→ WHAT IS ASKED
Collect each line holding the string "ских".
────────────────────────────────────────
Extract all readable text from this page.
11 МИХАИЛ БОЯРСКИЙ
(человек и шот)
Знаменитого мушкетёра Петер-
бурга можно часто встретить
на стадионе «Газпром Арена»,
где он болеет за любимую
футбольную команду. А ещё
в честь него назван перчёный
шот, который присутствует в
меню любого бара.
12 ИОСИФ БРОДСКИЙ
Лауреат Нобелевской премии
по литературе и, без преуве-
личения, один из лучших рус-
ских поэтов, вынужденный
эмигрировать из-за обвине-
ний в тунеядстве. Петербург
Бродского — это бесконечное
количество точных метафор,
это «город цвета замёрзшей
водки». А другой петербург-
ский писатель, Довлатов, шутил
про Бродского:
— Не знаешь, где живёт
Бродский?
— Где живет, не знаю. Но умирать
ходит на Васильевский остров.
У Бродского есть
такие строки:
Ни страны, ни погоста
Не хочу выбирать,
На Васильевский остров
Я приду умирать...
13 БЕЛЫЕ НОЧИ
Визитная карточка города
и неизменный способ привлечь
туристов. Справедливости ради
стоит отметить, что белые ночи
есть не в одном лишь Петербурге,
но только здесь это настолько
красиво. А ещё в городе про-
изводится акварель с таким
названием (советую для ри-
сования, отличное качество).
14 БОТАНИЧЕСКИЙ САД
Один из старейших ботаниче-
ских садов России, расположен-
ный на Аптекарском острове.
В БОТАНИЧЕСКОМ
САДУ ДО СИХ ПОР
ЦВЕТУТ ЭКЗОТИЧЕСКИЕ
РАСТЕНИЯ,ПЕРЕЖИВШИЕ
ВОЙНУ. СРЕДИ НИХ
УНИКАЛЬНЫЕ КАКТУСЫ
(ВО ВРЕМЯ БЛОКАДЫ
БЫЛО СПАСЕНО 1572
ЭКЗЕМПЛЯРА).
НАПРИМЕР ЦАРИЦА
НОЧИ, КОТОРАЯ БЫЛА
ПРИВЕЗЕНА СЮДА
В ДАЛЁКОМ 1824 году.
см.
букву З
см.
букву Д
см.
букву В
────────────────────────────────────────
→ REPLY
ских поэтов, вынужденный
ских садов России, расположен-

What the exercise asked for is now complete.